───── Input material

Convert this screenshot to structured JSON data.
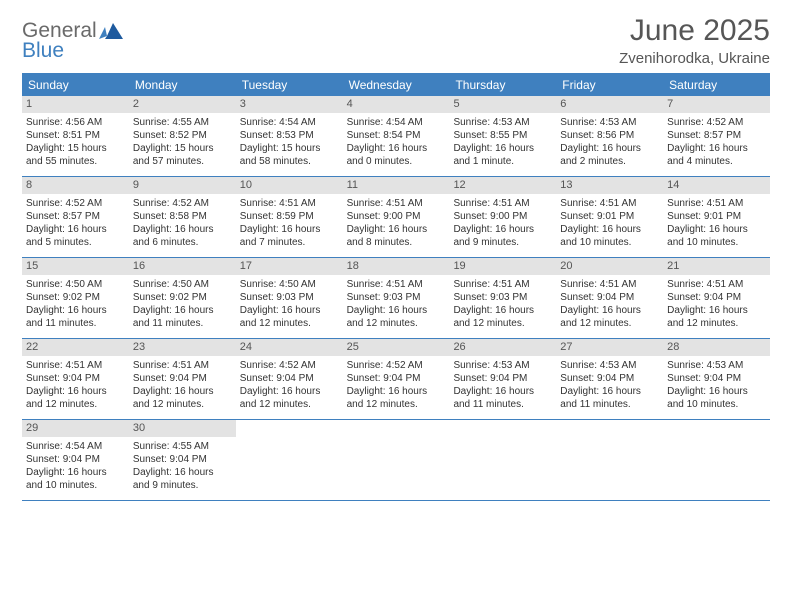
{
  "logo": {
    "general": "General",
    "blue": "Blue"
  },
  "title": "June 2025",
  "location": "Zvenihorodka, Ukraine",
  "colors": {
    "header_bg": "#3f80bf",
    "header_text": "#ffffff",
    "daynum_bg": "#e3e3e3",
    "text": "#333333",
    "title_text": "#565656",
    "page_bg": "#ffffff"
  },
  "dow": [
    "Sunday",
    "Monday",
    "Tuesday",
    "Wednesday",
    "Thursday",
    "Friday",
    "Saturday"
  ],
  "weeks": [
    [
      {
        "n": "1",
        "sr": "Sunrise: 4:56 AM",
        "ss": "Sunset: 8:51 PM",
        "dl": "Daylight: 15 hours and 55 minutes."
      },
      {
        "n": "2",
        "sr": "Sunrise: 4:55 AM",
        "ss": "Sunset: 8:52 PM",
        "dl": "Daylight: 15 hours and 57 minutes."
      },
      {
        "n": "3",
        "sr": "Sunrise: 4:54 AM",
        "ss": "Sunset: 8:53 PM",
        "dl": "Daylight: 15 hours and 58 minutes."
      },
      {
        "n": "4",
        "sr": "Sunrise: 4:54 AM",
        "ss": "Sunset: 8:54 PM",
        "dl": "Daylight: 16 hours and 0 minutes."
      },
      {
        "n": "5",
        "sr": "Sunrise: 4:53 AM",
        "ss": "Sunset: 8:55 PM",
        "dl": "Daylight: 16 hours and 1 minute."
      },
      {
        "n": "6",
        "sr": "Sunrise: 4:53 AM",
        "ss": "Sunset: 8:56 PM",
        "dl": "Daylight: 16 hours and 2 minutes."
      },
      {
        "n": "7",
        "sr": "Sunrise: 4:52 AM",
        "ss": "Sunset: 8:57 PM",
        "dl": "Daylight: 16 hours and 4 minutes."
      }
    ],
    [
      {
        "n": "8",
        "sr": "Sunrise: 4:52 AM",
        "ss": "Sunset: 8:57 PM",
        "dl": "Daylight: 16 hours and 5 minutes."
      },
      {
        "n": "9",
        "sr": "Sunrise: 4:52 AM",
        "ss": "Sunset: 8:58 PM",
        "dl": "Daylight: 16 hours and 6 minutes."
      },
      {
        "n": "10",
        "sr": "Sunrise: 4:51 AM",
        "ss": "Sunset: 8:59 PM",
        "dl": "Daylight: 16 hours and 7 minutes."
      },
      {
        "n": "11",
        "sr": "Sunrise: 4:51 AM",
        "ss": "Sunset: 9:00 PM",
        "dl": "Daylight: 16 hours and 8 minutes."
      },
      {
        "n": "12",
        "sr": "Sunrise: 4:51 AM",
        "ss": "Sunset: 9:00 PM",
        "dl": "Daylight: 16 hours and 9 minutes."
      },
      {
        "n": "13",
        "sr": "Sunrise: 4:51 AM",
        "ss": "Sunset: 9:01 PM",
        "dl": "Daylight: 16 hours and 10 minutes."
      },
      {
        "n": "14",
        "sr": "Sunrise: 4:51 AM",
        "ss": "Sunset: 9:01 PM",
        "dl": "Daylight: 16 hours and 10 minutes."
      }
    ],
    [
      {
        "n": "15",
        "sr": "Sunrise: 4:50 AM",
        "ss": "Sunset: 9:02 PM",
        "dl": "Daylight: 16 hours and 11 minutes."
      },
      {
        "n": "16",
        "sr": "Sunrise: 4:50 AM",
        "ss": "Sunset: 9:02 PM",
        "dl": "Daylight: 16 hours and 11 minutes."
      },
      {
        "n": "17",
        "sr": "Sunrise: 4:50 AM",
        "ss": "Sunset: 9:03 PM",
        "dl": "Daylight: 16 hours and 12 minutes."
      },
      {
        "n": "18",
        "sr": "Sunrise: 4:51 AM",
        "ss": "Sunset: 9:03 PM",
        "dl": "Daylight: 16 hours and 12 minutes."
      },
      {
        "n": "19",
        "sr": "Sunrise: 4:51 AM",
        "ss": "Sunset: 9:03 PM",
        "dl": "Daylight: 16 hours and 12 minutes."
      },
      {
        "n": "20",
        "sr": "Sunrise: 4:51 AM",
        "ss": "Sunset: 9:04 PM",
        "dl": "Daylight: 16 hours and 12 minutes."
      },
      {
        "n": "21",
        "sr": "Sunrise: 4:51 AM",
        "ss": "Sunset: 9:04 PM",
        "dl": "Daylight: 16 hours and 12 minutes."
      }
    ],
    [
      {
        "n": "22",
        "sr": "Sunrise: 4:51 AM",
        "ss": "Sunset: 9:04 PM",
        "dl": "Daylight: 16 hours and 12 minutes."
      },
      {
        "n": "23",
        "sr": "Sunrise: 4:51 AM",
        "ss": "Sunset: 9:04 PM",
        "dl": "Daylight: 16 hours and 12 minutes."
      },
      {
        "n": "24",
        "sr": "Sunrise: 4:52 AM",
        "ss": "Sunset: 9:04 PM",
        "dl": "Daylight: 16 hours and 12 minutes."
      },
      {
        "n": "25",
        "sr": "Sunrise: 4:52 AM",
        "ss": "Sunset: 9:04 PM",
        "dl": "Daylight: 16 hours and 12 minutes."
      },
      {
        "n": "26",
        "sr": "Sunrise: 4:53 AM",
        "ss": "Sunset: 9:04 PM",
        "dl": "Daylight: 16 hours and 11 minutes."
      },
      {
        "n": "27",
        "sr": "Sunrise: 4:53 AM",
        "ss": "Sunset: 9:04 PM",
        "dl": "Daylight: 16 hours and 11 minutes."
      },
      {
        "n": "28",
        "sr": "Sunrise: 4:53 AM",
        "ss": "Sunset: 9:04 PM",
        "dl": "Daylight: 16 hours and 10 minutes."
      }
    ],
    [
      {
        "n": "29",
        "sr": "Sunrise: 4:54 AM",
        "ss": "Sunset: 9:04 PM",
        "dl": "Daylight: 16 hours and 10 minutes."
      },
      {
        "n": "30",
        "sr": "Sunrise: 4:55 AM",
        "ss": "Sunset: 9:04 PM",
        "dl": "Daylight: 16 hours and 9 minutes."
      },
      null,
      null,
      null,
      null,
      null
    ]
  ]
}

──────────
───── Input material

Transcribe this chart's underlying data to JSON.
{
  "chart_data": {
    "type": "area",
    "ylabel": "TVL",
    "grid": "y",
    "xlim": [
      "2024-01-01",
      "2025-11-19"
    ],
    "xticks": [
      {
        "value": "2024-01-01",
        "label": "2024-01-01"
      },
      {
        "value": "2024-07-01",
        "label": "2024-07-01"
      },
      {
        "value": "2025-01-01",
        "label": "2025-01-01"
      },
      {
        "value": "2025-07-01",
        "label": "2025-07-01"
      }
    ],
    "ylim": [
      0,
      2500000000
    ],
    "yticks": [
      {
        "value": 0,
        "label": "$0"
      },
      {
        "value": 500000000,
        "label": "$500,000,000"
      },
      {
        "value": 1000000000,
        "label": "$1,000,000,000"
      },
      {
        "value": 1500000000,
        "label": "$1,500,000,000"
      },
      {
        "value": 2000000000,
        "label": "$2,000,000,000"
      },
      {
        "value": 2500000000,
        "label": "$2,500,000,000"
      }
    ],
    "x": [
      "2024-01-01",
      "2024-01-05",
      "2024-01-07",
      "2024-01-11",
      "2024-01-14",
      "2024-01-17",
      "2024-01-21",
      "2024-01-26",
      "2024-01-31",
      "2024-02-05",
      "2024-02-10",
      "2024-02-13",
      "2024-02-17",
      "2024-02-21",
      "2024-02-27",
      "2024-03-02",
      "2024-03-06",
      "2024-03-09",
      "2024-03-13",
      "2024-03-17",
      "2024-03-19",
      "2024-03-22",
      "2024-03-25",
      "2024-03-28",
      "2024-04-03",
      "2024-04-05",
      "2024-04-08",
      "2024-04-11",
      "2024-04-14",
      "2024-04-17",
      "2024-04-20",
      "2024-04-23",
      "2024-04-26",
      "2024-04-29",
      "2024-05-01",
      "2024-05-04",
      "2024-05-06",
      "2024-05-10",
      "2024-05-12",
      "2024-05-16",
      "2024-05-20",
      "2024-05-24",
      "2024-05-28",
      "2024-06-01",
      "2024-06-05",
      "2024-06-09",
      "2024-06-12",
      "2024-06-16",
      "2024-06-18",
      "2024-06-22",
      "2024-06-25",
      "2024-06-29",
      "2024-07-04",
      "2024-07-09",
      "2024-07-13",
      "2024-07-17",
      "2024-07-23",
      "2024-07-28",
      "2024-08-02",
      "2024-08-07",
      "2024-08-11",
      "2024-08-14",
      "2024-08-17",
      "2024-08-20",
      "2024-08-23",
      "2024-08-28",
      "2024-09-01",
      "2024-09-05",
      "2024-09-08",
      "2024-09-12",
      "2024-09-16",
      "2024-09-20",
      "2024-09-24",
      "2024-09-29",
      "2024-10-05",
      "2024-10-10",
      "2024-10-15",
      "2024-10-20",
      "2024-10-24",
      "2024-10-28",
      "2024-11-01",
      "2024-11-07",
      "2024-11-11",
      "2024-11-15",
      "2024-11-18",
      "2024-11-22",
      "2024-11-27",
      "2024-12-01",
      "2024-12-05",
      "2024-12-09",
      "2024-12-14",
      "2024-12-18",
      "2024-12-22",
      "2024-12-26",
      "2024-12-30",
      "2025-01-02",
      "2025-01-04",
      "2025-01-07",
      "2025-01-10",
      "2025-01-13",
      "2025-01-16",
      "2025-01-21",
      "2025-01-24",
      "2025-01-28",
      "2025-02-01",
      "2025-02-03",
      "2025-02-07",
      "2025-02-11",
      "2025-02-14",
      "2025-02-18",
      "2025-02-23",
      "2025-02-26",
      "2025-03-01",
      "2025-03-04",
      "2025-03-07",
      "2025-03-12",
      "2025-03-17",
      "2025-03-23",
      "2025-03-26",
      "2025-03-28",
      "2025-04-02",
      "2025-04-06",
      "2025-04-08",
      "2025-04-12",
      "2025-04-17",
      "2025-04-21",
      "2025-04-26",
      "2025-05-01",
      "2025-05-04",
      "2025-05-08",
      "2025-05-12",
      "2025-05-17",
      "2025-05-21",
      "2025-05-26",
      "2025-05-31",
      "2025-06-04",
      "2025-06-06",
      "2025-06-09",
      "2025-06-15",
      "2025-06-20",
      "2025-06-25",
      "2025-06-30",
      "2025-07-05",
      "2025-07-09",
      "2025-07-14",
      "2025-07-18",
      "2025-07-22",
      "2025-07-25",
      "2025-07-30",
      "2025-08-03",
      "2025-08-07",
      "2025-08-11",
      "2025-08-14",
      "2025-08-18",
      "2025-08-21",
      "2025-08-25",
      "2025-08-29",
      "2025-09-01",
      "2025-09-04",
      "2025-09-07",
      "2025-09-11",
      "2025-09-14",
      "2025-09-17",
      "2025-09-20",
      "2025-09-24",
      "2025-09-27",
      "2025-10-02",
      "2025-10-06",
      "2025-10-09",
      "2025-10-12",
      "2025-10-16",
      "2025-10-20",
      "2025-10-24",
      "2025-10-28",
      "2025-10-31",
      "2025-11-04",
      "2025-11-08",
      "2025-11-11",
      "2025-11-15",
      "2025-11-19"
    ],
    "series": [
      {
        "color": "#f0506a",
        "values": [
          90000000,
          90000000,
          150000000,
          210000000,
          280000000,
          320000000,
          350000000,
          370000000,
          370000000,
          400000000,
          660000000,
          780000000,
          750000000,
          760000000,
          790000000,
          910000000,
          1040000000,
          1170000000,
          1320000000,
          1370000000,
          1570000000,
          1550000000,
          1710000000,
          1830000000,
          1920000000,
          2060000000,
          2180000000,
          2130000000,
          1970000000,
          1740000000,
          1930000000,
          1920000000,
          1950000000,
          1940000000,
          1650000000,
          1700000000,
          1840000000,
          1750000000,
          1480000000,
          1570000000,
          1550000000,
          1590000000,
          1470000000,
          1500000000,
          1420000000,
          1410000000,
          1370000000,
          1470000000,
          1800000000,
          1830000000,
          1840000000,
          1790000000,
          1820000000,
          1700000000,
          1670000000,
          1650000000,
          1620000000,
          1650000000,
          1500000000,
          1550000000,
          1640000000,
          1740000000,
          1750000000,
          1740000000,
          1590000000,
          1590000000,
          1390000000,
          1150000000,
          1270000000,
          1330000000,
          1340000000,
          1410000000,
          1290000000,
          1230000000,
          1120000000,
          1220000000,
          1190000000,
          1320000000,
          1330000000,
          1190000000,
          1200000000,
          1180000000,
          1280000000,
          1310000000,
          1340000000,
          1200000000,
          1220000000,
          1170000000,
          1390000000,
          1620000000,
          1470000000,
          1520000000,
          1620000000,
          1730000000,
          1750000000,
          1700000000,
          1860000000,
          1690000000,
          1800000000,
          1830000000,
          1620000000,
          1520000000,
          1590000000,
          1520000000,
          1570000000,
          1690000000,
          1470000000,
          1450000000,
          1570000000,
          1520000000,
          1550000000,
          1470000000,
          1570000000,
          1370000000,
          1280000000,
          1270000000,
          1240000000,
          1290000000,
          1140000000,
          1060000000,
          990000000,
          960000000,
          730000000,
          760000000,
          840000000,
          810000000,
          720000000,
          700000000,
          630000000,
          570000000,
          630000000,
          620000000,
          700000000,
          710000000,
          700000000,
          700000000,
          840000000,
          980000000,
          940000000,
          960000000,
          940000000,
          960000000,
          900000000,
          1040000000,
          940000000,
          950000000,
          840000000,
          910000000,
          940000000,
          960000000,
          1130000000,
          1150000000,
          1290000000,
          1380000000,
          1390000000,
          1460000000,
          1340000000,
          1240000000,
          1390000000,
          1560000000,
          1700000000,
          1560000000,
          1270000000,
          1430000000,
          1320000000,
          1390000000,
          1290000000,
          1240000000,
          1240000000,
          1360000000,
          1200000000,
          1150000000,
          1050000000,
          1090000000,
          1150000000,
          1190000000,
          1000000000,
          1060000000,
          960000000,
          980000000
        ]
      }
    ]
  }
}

──────────
───── Input material

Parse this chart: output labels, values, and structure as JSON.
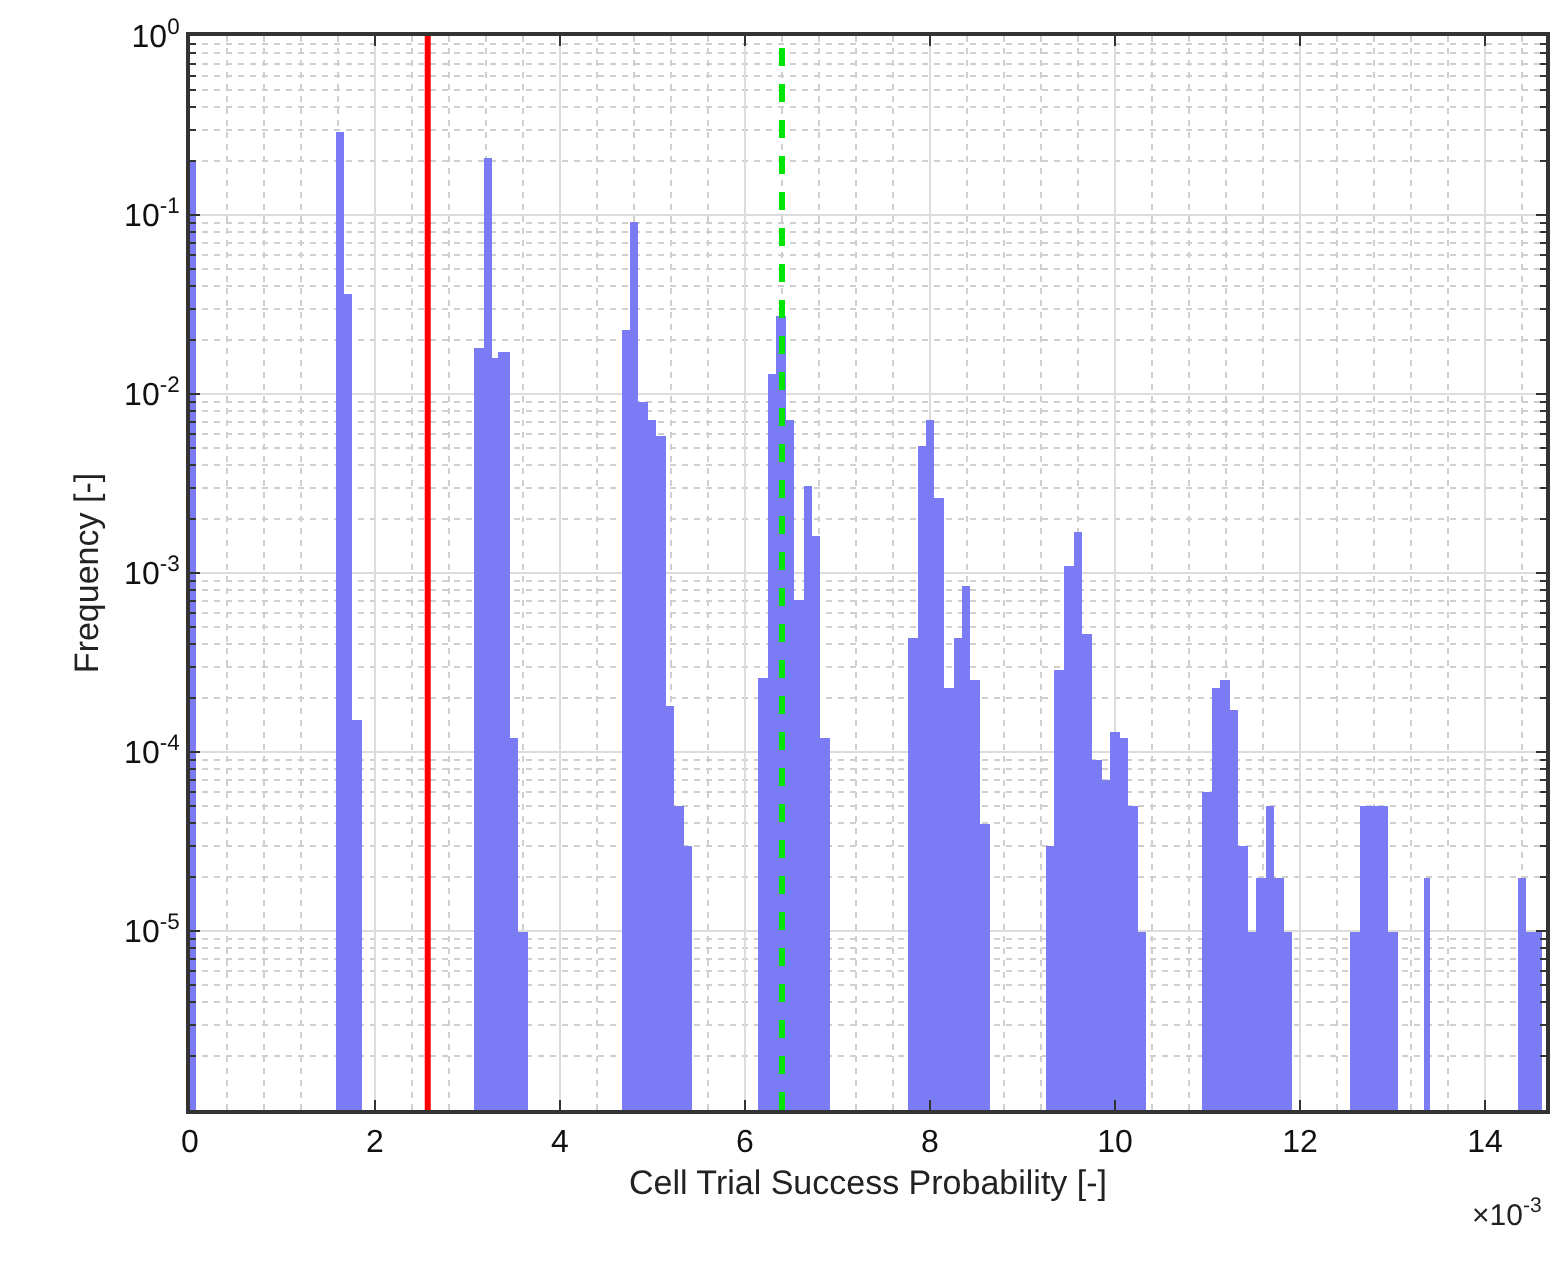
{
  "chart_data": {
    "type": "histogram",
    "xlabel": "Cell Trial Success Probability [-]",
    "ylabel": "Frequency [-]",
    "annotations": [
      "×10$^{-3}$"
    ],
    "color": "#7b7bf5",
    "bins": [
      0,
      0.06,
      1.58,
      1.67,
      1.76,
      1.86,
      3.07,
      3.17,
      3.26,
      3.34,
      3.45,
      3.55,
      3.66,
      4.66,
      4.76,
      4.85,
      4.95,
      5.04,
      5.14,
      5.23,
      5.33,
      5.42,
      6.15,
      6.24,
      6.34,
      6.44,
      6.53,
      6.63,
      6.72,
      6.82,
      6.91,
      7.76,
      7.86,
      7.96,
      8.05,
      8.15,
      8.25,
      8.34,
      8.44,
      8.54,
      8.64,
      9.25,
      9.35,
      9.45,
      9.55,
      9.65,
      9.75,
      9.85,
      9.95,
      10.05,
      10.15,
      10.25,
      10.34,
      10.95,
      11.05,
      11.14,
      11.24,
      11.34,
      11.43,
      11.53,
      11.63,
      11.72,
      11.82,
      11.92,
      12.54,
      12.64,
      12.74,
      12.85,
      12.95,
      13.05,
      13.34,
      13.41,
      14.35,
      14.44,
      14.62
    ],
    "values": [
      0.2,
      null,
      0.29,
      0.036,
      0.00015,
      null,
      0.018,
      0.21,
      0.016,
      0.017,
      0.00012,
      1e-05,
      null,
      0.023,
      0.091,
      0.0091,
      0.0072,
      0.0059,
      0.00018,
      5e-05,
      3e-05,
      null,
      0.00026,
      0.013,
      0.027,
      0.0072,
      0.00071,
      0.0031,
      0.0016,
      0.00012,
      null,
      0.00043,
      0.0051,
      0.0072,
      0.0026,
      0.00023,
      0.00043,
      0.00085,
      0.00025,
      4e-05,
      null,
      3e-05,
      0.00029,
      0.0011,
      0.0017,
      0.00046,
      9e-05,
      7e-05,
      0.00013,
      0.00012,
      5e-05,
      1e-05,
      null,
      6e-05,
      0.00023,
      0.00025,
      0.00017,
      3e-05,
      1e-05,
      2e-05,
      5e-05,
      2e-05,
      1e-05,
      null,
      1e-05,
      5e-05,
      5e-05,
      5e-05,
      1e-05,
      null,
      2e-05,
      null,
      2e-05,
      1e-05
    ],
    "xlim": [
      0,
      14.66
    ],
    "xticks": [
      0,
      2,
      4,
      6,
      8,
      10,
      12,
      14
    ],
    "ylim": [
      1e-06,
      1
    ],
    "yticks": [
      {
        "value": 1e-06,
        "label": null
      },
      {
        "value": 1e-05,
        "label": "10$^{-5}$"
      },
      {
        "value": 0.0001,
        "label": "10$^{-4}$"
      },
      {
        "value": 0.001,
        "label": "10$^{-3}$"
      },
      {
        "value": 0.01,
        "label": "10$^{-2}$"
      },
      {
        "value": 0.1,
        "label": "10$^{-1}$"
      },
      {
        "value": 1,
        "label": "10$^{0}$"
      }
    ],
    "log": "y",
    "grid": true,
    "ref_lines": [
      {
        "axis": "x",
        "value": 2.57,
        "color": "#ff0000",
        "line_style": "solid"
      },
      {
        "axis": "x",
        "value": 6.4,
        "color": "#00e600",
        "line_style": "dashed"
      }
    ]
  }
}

──────────

▸ Problem description
In the entries above, identify each line that includes the string "this", then copy it.

▸ Exercise solution
Convert this screenshot to structured JSON data.
Transcribe this chart's underlying data to JSON.
Parse this chart: output labels, values, and structure as JSON.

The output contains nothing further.